_What you need to do_:
Count the lines in the data below where the string "select" occurs, please, and give the number alone.

..........

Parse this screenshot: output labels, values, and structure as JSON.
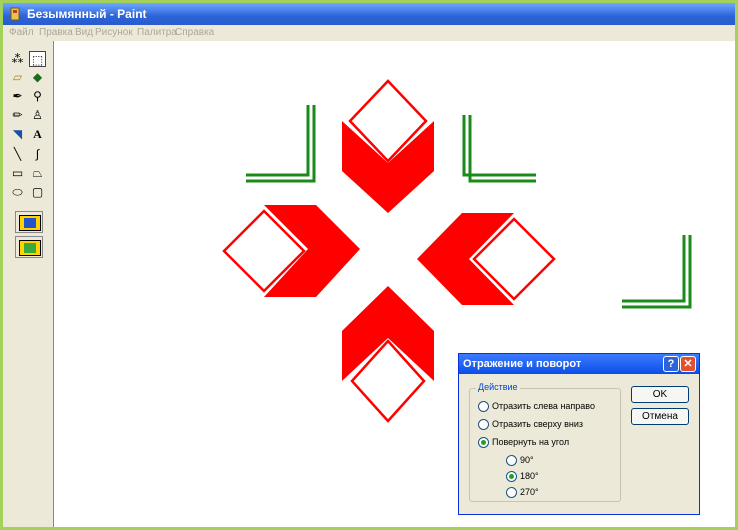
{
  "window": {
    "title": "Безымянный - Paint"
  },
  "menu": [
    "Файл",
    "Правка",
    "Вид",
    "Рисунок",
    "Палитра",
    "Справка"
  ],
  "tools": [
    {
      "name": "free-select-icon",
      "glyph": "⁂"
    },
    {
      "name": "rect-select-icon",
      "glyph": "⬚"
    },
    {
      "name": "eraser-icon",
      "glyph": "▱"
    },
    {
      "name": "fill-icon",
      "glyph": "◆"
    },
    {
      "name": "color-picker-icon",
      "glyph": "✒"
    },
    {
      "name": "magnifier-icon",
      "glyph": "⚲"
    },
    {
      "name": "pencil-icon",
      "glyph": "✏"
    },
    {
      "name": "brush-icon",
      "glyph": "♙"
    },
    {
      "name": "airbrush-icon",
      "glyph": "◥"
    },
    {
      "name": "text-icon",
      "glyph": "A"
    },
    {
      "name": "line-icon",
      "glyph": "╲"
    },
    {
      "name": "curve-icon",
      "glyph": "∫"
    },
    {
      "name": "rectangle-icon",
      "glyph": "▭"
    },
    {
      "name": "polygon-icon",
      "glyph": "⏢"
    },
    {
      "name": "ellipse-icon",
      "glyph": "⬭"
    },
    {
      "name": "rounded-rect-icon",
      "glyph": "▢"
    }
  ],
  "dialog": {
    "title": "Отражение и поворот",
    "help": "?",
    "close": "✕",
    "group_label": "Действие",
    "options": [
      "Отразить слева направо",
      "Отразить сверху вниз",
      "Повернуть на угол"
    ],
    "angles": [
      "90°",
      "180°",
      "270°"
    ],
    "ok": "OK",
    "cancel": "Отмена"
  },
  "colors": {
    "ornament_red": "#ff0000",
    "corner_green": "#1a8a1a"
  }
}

..........

_Reply to the task_:
2